>>>>>

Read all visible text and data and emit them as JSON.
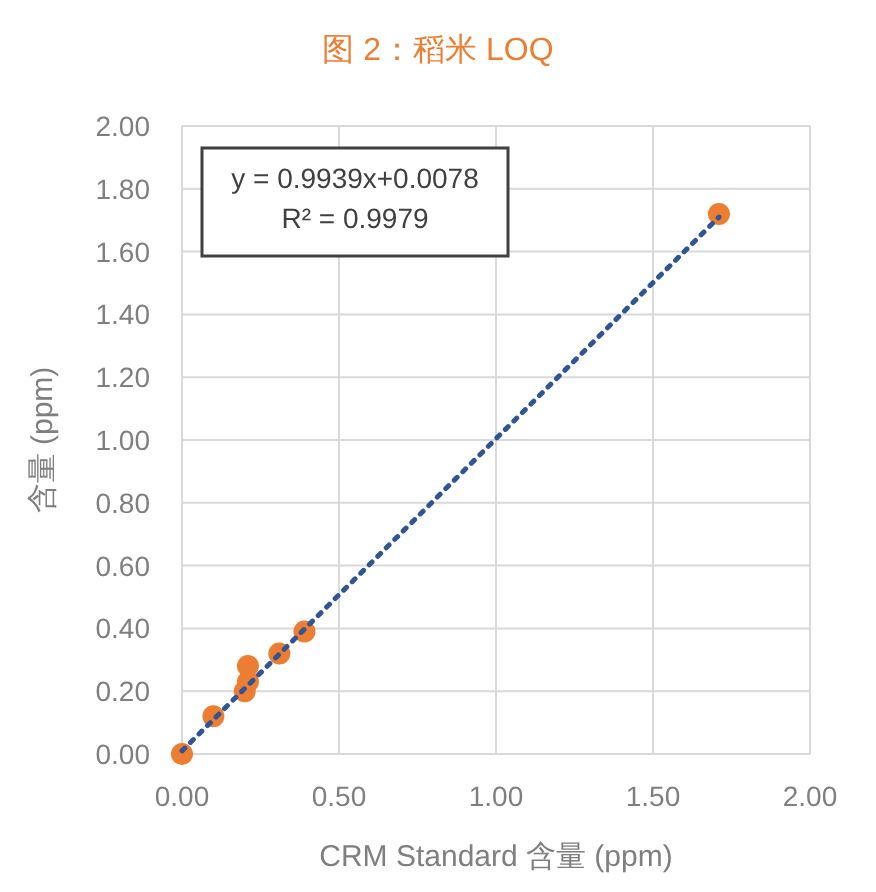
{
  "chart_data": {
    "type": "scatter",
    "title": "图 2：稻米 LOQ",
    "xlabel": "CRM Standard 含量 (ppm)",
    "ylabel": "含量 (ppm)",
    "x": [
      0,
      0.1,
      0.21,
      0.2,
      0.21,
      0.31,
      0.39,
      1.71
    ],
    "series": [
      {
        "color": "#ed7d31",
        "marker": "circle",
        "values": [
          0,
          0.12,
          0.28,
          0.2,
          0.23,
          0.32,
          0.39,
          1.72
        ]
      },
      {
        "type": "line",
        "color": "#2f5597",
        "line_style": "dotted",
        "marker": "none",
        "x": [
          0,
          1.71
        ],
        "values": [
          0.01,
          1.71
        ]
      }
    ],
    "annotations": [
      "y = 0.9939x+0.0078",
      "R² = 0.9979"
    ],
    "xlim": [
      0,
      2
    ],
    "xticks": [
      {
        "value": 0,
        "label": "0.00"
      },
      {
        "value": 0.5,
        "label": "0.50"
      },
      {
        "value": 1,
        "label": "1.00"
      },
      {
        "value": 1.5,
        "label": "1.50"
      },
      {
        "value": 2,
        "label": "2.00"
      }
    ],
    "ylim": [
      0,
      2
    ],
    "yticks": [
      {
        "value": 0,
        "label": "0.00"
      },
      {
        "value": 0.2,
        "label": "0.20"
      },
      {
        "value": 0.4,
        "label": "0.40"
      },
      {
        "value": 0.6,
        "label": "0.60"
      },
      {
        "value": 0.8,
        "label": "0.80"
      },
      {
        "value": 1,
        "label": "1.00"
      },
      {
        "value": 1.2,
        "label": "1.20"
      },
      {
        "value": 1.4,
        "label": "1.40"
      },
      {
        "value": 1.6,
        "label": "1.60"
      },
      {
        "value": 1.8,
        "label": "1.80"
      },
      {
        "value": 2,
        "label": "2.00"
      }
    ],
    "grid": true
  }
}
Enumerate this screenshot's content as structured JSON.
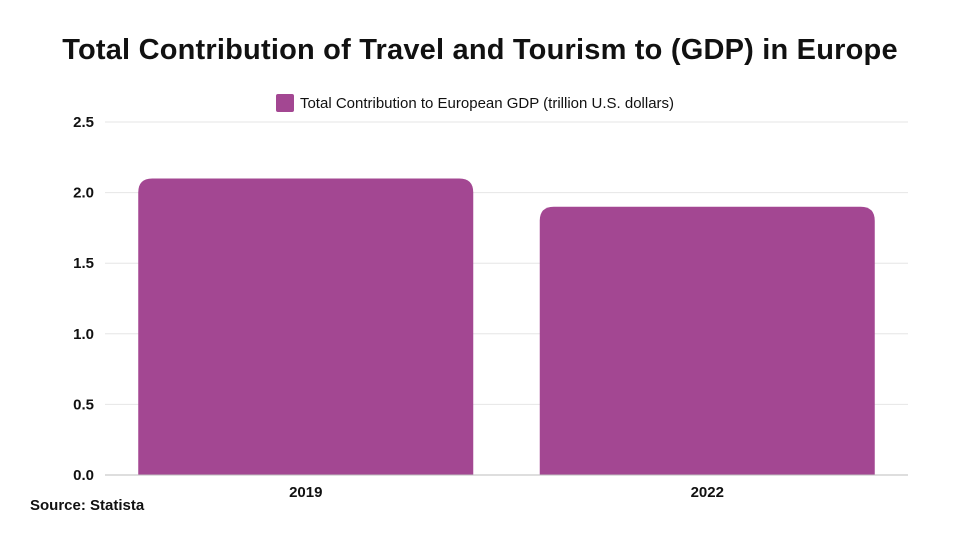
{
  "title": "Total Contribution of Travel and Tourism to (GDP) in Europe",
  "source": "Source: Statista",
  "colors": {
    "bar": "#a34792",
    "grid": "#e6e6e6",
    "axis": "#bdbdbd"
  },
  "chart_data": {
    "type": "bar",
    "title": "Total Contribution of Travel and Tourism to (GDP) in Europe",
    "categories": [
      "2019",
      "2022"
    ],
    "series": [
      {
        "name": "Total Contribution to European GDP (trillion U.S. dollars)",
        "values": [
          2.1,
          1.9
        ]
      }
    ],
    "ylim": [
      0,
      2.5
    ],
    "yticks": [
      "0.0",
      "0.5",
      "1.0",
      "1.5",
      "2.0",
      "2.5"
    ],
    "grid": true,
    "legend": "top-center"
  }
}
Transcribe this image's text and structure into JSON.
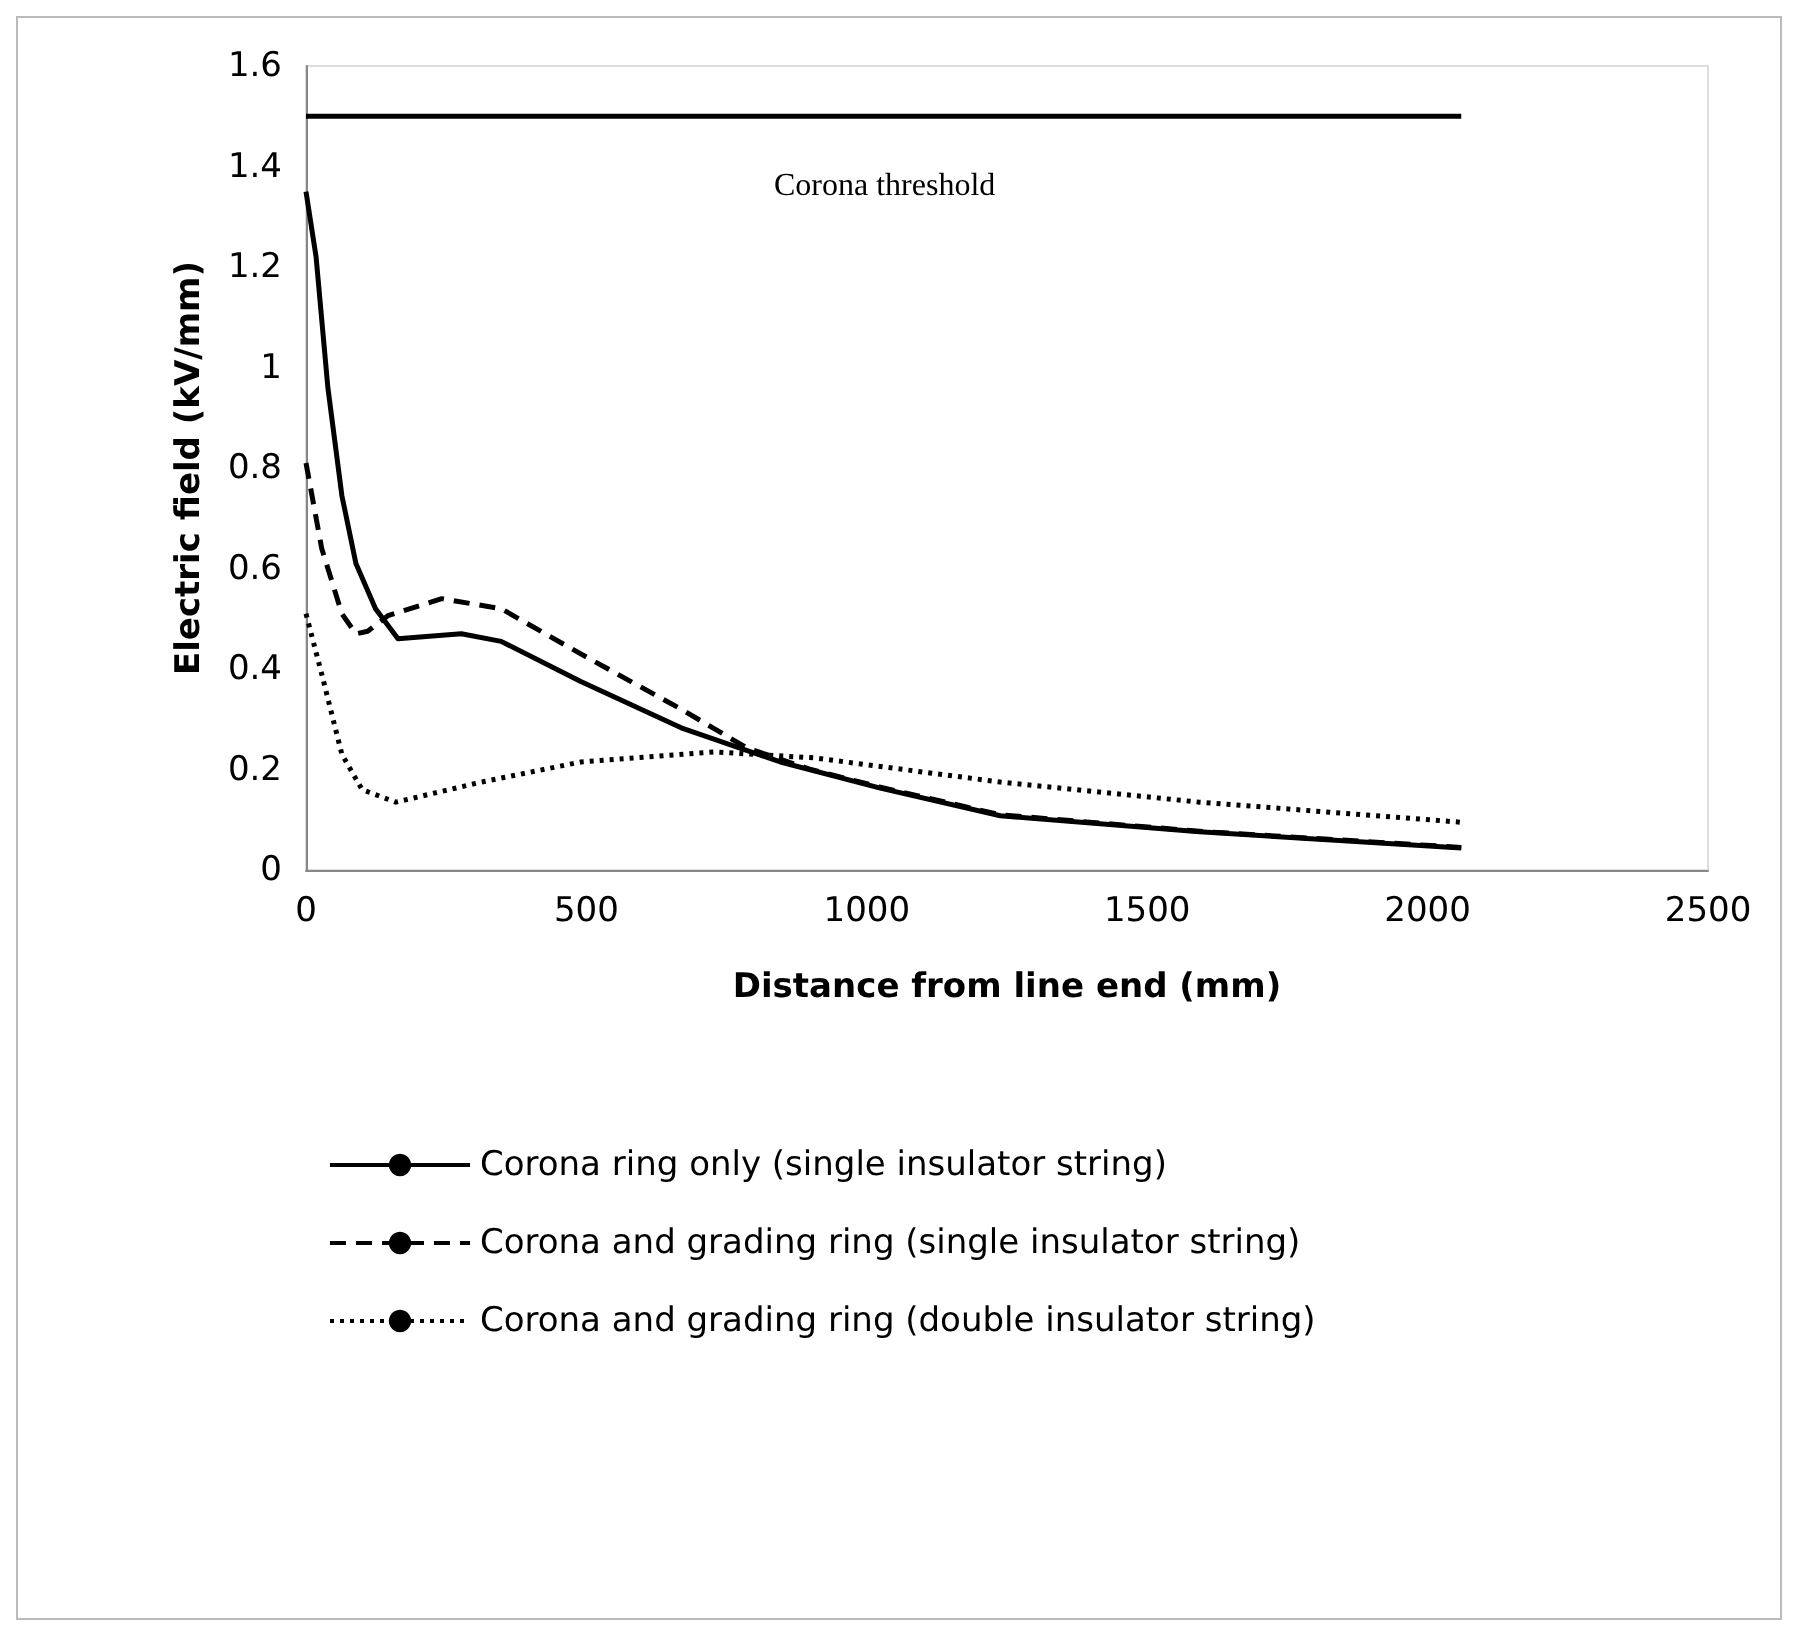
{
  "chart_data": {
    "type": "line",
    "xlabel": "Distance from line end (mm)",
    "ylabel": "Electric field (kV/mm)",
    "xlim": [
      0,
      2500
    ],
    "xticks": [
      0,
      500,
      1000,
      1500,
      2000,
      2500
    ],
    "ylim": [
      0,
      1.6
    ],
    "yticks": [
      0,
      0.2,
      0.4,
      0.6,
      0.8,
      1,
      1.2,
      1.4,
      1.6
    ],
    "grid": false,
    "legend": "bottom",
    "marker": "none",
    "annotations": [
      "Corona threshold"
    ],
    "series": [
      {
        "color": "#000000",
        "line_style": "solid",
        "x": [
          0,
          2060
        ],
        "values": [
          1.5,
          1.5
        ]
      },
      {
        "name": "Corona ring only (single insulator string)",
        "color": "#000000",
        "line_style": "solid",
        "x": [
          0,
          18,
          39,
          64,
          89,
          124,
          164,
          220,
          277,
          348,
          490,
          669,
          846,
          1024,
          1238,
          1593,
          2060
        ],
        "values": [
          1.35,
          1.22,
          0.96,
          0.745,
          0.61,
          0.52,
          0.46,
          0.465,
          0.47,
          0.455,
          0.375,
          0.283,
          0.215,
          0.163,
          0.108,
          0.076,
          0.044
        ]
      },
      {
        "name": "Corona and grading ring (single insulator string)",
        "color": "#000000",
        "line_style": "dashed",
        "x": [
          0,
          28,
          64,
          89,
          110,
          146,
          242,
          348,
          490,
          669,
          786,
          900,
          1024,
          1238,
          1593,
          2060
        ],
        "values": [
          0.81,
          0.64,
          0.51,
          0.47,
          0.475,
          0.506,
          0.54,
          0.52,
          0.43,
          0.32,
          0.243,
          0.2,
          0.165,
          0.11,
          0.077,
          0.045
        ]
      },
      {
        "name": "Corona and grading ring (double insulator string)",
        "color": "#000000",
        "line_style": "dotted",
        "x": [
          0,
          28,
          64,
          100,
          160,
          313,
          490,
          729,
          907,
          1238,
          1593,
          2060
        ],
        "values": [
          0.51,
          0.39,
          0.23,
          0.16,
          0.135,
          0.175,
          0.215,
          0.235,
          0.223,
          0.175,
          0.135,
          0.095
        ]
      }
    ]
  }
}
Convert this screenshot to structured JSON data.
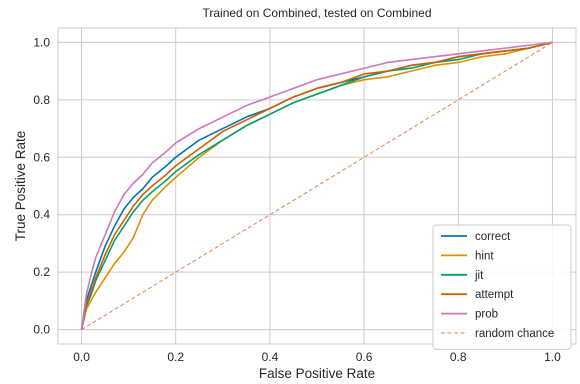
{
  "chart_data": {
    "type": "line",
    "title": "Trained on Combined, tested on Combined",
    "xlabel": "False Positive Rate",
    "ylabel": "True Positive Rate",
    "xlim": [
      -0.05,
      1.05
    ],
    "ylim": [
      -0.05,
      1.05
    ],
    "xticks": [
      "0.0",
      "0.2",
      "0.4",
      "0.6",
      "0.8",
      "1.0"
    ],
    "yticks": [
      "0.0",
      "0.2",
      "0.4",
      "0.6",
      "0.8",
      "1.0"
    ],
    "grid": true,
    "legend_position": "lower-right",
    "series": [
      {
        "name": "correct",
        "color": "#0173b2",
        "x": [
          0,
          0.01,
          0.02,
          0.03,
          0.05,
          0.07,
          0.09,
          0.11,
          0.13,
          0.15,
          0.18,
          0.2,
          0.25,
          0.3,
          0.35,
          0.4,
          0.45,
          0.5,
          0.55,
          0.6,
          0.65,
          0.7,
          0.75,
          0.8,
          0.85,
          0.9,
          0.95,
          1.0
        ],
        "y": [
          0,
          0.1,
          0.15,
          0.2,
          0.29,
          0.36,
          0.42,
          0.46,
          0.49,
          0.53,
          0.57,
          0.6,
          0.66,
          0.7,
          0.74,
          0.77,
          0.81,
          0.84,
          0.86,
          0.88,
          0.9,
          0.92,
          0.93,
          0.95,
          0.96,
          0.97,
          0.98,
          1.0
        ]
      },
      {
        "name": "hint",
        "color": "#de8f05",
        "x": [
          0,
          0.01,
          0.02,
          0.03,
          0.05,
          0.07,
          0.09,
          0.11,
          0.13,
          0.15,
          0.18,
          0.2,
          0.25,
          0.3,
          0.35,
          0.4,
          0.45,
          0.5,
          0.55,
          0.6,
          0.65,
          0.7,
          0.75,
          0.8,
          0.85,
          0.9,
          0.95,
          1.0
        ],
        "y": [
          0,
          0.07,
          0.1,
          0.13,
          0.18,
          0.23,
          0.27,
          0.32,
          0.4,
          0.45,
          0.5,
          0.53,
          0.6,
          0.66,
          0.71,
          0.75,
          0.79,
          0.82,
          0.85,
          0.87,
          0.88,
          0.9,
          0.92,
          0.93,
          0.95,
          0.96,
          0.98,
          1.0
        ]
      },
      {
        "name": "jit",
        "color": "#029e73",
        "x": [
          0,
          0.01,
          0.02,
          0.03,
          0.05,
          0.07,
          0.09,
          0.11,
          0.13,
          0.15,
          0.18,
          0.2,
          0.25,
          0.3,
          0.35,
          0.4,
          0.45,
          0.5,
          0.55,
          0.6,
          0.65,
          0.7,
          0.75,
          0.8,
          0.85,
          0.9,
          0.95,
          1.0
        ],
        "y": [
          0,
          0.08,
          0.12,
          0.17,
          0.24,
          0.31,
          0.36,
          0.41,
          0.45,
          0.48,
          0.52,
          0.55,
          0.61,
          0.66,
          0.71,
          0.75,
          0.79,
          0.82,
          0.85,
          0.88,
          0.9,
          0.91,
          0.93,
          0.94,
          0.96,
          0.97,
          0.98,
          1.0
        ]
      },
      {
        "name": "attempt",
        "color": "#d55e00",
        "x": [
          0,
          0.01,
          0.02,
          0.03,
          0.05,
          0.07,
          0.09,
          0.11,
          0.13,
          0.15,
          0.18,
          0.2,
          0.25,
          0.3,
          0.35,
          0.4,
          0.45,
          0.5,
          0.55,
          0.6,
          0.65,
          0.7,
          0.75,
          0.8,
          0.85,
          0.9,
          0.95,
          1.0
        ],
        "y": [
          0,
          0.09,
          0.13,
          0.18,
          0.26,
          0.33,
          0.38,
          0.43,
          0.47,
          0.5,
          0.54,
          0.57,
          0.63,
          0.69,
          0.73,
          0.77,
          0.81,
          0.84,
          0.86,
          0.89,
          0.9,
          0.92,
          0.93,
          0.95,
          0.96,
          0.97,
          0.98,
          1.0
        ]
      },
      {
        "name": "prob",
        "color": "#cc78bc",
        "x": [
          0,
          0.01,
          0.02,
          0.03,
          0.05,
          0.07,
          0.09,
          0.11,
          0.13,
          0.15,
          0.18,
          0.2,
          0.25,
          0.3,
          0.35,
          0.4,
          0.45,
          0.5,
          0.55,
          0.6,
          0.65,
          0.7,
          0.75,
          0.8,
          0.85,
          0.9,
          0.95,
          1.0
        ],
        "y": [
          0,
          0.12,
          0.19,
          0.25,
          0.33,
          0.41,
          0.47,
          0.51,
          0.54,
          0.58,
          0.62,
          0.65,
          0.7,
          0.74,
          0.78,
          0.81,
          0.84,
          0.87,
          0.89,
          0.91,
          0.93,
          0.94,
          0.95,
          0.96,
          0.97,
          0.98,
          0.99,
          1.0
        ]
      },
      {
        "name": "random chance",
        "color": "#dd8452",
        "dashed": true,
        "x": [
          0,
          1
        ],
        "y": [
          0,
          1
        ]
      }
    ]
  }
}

<<<<<

TASK TO COMPLETE.
Exactly how many lines of the listing above contain the string "marker"? Give no more than the number.

SOLUTION TO THIS PROBLEM.
3